→ Task objective
Filter this material down to the lines that hold "Long", copying each one.

→ Provided entries
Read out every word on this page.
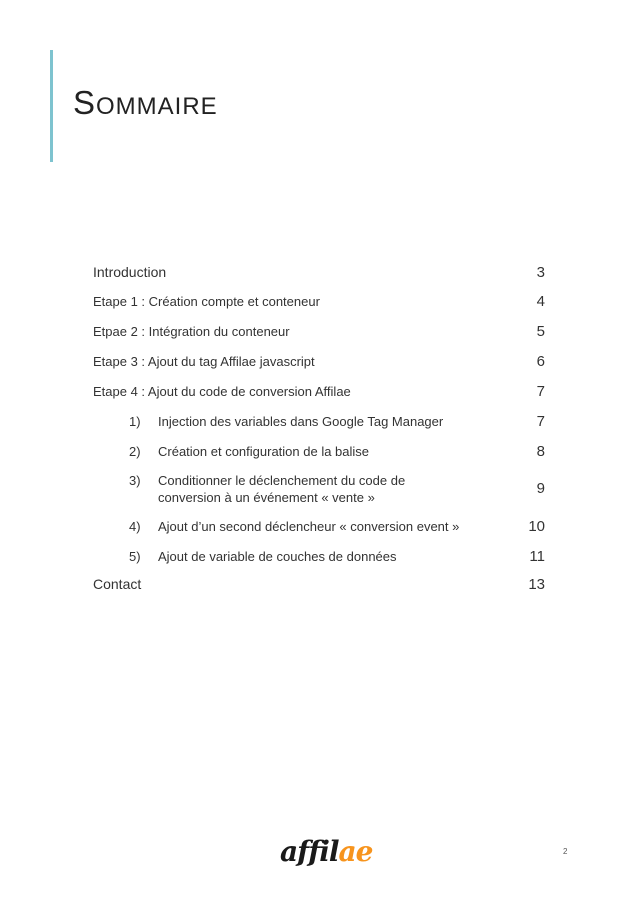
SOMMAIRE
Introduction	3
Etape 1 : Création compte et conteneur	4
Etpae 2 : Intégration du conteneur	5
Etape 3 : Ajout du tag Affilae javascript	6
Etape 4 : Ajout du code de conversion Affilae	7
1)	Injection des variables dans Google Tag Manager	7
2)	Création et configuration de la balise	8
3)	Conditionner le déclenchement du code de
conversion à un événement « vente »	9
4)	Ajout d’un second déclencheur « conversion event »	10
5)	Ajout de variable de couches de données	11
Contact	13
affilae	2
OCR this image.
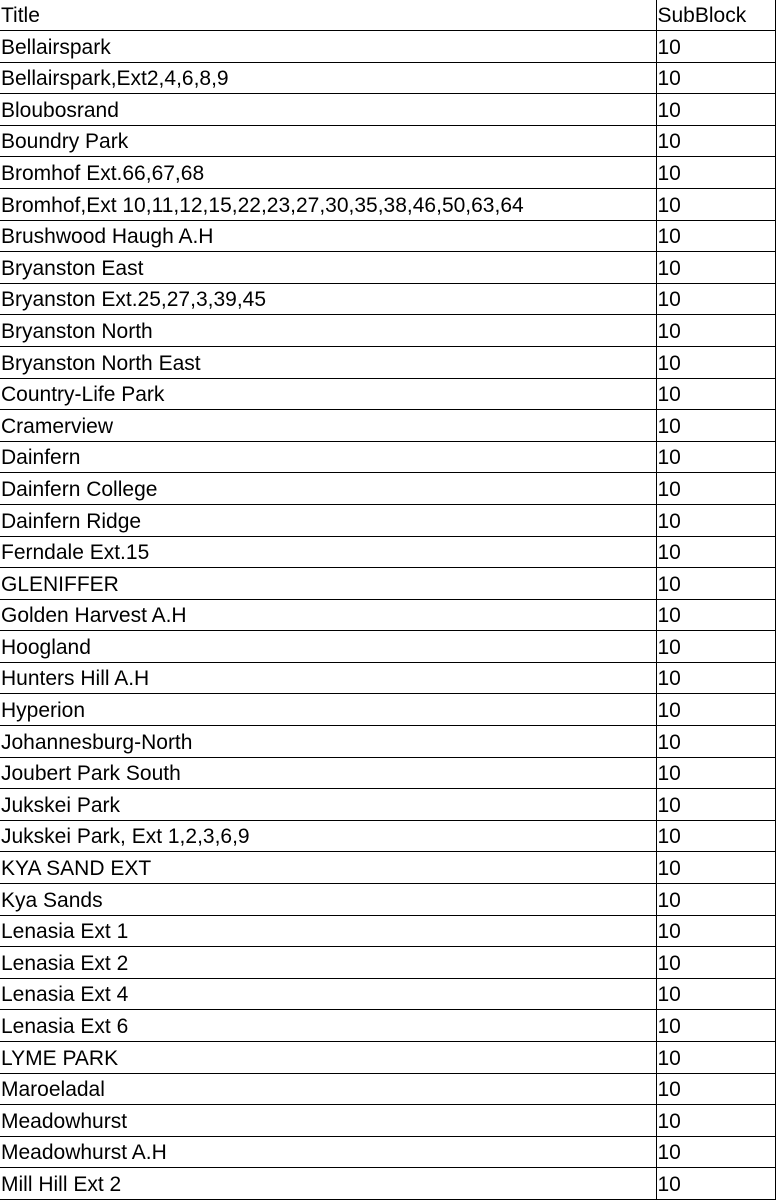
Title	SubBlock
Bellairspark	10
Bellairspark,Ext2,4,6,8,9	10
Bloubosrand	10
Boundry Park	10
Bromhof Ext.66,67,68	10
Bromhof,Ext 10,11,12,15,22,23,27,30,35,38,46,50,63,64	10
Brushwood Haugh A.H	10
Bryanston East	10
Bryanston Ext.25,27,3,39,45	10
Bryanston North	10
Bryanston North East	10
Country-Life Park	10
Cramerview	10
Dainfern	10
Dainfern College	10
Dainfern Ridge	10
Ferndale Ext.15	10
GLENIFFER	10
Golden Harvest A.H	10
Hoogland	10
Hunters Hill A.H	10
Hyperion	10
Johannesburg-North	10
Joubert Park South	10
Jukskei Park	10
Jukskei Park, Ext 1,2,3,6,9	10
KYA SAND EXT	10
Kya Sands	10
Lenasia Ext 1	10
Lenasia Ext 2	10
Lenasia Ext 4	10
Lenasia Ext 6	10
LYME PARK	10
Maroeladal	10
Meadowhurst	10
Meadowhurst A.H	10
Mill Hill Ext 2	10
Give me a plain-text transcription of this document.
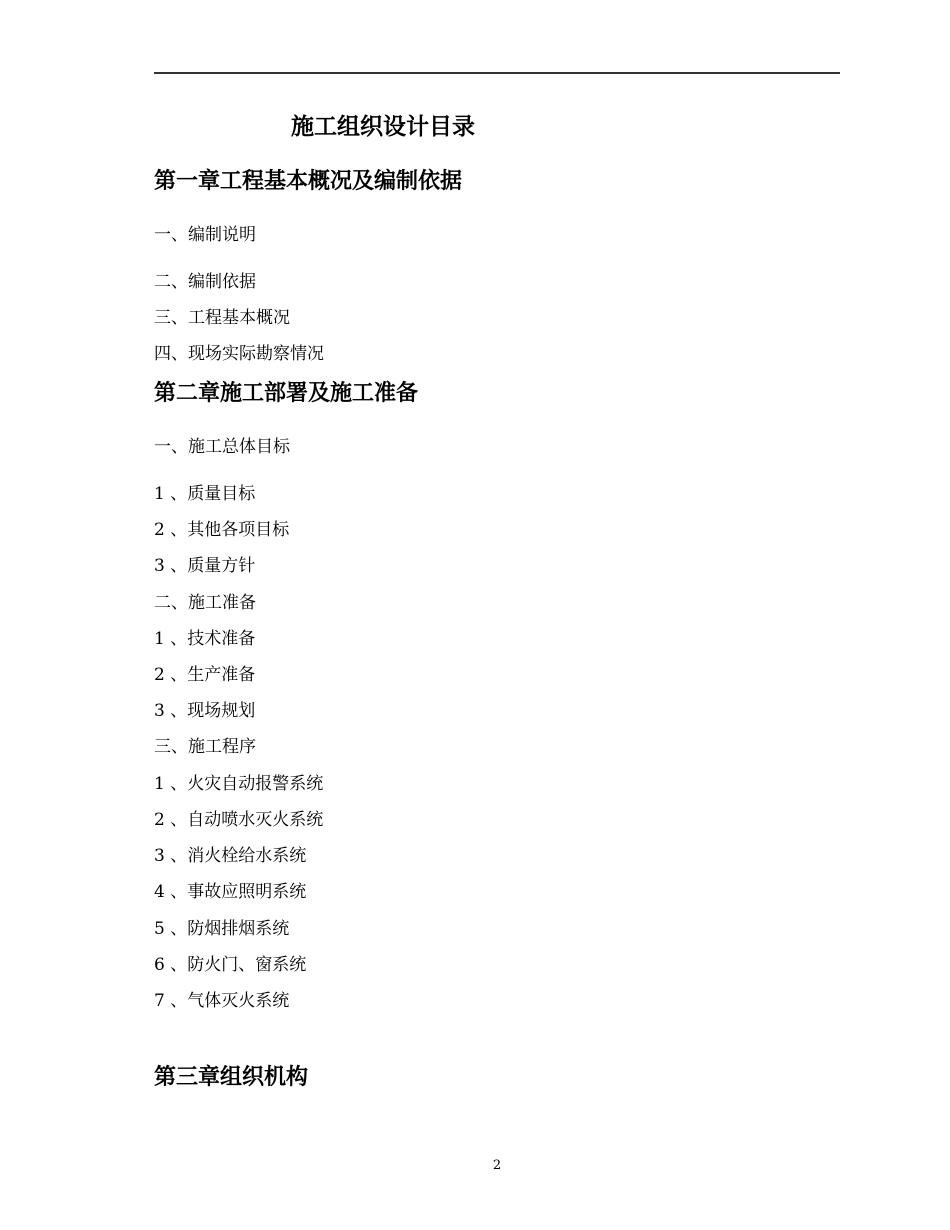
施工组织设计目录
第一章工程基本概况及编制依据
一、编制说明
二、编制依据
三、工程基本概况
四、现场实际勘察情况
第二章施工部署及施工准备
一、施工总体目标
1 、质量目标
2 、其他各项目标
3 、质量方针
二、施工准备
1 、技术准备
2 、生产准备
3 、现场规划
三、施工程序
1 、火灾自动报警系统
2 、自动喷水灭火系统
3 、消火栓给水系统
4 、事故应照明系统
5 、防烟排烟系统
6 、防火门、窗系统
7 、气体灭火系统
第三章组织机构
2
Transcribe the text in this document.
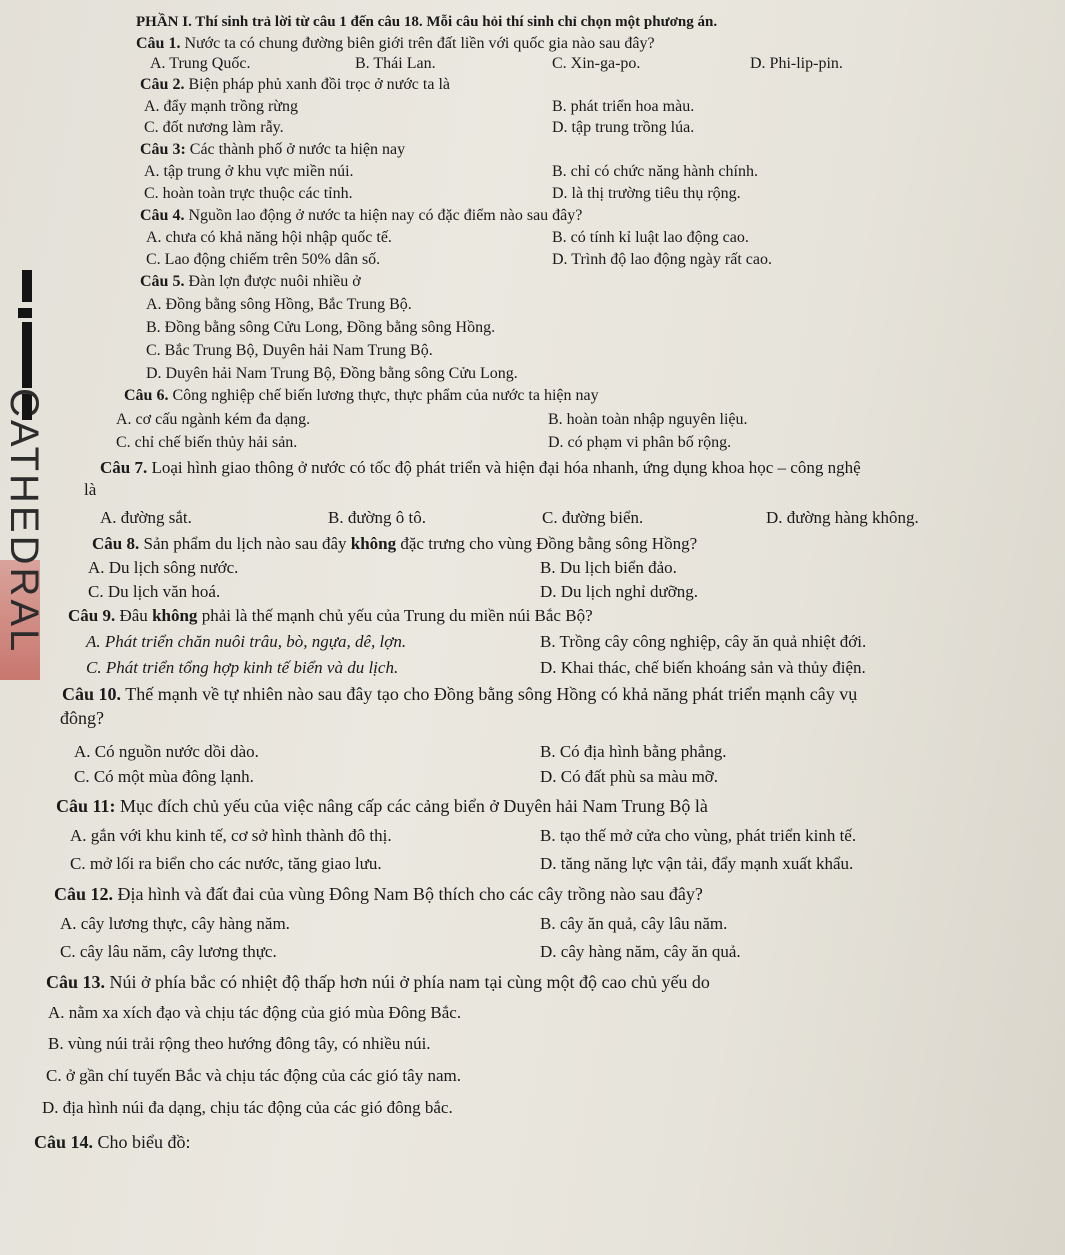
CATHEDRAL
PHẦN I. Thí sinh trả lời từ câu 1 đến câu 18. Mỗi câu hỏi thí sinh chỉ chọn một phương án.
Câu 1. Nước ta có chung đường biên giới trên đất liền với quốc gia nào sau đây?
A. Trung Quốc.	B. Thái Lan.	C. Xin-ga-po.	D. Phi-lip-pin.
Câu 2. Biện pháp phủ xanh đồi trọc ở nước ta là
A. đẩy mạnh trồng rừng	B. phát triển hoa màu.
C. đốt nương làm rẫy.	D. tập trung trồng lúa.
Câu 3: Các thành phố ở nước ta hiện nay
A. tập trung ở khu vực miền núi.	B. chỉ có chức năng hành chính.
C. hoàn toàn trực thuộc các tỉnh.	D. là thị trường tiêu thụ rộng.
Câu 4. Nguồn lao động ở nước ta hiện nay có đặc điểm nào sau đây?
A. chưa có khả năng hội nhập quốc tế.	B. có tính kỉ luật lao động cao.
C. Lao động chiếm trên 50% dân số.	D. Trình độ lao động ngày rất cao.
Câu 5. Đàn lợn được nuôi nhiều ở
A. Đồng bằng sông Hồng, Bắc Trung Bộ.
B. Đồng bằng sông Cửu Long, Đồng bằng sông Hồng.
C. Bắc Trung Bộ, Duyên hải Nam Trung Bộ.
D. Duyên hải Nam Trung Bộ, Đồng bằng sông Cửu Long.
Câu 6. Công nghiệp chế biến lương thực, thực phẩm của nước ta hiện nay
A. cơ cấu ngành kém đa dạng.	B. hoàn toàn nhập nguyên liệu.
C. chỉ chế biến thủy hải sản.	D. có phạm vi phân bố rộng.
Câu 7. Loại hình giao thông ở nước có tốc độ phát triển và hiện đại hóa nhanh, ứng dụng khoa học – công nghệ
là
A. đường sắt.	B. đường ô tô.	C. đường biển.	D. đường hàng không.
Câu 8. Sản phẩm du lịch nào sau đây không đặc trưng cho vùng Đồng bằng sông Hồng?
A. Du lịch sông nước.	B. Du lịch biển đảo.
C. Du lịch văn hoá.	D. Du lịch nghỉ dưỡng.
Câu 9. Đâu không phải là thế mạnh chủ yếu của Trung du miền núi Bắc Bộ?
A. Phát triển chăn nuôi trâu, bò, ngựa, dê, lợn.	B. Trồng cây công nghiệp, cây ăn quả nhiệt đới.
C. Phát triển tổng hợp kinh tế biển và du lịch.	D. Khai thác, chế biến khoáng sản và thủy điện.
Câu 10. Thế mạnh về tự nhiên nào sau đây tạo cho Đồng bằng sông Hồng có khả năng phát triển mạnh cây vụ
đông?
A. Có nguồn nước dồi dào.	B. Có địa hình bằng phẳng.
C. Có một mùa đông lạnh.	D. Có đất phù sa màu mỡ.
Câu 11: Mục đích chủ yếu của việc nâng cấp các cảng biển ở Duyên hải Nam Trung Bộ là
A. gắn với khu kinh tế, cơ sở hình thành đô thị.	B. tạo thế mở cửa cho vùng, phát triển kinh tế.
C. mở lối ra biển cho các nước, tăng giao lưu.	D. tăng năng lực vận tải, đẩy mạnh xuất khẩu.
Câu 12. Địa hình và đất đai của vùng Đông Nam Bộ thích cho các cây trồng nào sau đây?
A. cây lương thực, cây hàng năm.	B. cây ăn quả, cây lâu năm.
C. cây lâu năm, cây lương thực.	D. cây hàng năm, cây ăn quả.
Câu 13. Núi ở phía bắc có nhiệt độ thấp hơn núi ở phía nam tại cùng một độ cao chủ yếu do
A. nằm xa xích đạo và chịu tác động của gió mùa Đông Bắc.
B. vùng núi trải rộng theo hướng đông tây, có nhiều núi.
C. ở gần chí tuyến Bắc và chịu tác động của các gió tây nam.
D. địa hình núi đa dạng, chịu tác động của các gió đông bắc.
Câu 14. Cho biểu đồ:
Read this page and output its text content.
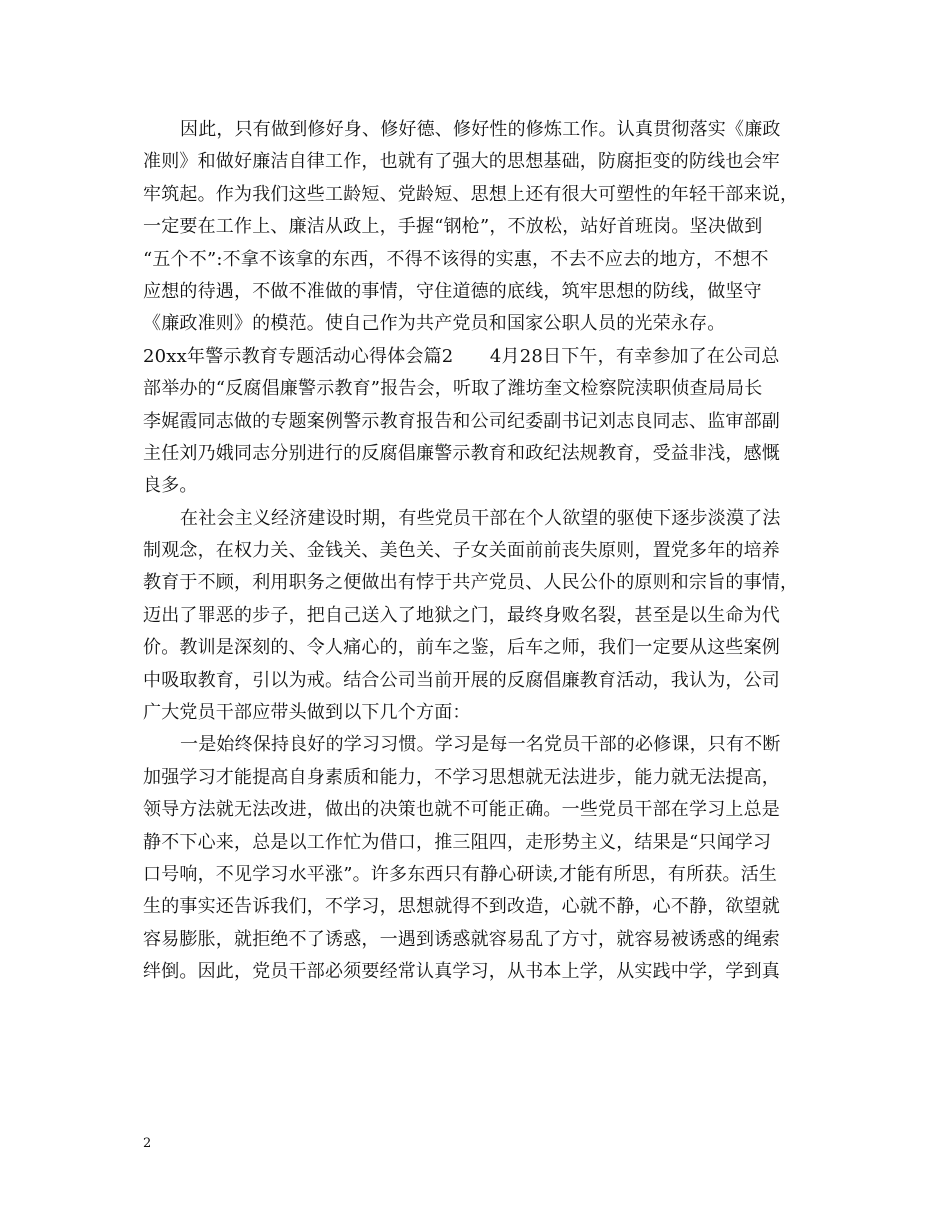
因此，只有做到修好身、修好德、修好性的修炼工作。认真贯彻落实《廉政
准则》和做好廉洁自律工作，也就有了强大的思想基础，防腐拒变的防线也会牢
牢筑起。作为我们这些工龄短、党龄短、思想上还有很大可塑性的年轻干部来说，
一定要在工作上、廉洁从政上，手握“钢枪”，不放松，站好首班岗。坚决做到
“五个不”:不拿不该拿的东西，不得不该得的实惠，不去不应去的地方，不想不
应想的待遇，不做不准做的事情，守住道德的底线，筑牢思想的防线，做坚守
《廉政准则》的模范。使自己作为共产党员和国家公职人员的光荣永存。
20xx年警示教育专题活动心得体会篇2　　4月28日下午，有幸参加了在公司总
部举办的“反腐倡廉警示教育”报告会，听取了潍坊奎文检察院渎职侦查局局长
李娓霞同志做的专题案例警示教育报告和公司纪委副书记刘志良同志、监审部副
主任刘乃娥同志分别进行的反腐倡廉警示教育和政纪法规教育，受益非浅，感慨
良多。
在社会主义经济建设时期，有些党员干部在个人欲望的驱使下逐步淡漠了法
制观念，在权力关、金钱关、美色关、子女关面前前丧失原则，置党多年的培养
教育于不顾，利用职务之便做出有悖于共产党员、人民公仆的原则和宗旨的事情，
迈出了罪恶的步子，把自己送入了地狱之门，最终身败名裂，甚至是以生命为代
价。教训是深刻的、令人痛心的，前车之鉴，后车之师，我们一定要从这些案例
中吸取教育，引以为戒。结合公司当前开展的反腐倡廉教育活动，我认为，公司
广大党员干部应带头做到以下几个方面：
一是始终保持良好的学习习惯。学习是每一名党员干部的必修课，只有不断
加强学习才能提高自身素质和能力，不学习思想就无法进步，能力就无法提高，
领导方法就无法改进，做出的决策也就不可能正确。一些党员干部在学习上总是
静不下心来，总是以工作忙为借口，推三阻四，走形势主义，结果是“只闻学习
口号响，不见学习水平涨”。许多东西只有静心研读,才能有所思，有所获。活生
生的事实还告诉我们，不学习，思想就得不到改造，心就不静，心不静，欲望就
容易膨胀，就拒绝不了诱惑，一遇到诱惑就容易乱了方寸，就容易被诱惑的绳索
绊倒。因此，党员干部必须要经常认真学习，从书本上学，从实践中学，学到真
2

→ Answer to the task
B. Đồng bằng sông Cửu Long, Đồng bằng sông Hồng.
D. Duyên hải Nam Trung Bộ, Đồng bằng sông Cửu Long.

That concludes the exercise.